**Work instructions**
Reproduce each record below exactly as written.

**Material shown**
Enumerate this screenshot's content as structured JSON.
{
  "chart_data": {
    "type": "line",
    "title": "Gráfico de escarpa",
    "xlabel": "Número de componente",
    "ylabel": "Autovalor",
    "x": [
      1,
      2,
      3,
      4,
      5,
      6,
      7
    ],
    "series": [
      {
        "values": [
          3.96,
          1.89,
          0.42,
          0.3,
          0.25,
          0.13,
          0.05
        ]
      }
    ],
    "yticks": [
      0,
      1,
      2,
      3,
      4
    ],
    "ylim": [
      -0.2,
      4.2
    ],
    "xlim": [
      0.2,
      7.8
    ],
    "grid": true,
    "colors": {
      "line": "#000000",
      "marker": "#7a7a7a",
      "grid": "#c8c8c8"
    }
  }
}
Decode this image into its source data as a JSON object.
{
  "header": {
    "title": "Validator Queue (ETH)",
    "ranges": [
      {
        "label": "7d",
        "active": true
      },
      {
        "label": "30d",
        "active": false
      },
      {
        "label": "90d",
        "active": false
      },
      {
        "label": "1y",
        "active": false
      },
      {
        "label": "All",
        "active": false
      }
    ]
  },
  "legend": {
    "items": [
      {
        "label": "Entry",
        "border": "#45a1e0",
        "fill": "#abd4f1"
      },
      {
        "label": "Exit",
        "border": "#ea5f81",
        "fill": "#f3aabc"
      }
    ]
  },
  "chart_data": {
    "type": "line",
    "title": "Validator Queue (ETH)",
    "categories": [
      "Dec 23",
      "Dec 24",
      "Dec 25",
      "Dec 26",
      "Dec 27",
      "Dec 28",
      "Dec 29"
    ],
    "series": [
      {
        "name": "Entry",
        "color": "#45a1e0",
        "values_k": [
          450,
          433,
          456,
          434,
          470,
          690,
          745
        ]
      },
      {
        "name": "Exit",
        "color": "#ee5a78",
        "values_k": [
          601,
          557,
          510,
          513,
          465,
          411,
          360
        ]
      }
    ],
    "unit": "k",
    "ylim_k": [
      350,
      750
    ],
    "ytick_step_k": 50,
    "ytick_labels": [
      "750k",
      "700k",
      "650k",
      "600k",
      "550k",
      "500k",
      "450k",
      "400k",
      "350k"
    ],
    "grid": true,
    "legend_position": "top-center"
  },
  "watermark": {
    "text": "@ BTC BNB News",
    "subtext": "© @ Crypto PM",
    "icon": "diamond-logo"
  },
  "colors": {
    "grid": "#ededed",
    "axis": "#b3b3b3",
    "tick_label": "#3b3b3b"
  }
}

**Solution to this exercise**
Enumerate this screenshot's content as structured JSON.
{
  "chart_data": {
    "type": "line",
    "title": "Gráfico de escarpa",
    "xlabel": "Número de componente",
    "ylabel": "Autovalor",
    "x": [
      1,
      2,
      3,
      4,
      5,
      6,
      7
    ],
    "series": [
      {
        "values": [
          3.96,
          1.89,
          0.42,
          0.3,
          0.25,
          0.13,
          0.05
        ]
      }
    ],
    "yticks": [
      0,
      1,
      2,
      3,
      4
    ],
    "ylim": [
      -0.2,
      4.2
    ],
    "xlim": [
      0.2,
      7.8
    ],
    "grid": true,
    "colors": {
      "line": "#000000",
      "marker": "#7a7a7a",
      "grid": "#c8c8c8"
    }
  }
}
Decode this image into its source data as a JSON object.
{
  "header": {
    "title": "Validator Queue (ETH)",
    "ranges": [
      {
        "label": "7d",
        "active": true
      },
      {
        "label": "30d",
        "active": false
      },
      {
        "label": "90d",
        "active": false
      },
      {
        "label": "1y",
        "active": false
      },
      {
        "label": "All",
        "active": false
      }
    ]
  },
  "legend": {
    "items": [
      {
        "label": "Entry",
        "border": "#45a1e0",
        "fill": "#abd4f1"
      },
      {
        "label": "Exit",
        "border": "#ea5f81",
        "fill": "#f3aabc"
      }
    ]
  },
  "chart_data": {
    "type": "line",
    "title": "Validator Queue (ETH)",
    "categories": [
      "Dec 23",
      "Dec 24",
      "Dec 25",
      "Dec 26",
      "Dec 27",
      "Dec 28",
      "Dec 29"
    ],
    "series": [
      {
        "name": "Entry",
        "color": "#45a1e0",
        "values_k": [
          450,
          433,
          456,
          434,
          470,
          690,
          745
        ]
      },
      {
        "name": "Exit",
        "color": "#ee5a78",
        "values_k": [
          601,
          557,
          510,
          513,
          465,
          411,
          360
        ]
      }
    ],
    "unit": "k",
    "ylim_k": [
      350,
      750
    ],
    "ytick_step_k": 50,
    "ytick_labels": [
      "750k",
      "700k",
      "650k",
      "600k",
      "550k",
      "500k",
      "450k",
      "400k",
      "350k"
    ],
    "grid": true,
    "legend_position": "top-center"
  },
  "watermark": {
    "text": "@ BTC BNB News",
    "subtext": "© @ Crypto PM",
    "icon": "diamond-logo"
  },
  "colors": {
    "grid": "#ededed",
    "axis": "#b3b3b3",
    "tick_label": "#3b3b3b"
  }
}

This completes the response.